• **TASK OBJECTIVE**: Find each line holding "товаров" and copy it out.

• **DATA SHOWN**:
* * *
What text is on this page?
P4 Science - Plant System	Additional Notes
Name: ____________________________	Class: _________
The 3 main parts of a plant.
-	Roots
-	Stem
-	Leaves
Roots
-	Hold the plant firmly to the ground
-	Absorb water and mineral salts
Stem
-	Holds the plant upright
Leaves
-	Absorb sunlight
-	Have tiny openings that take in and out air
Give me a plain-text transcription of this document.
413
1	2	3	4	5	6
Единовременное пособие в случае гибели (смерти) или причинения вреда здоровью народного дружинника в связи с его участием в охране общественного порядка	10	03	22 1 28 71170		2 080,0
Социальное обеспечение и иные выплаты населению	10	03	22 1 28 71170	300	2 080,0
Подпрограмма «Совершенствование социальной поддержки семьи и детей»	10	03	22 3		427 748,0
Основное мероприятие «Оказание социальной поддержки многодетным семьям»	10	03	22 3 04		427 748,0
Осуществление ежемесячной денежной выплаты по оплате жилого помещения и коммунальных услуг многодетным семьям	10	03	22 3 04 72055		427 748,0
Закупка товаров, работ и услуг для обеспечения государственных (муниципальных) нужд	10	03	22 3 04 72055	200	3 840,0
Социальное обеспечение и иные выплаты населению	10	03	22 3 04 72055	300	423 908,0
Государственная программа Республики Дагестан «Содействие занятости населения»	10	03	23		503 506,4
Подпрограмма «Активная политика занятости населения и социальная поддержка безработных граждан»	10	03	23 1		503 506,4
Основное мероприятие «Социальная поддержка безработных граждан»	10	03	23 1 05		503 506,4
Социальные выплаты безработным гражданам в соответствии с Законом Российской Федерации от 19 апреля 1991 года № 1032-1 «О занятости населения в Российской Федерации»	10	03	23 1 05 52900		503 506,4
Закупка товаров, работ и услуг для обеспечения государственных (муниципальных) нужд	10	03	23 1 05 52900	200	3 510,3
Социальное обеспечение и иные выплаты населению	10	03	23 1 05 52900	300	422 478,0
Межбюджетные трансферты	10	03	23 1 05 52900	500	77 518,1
* * *
• **RESULT**:
Закупка товаров, работ и услуг для обеспечения государственных (муниципальных) нужд	10	03	22 3 04 72055	200	3 840,0
Закупка товаров, работ и услуг для обеспечения государственных (муниципальных) нужд	10	03	23 1 05 52900	200	3 510,3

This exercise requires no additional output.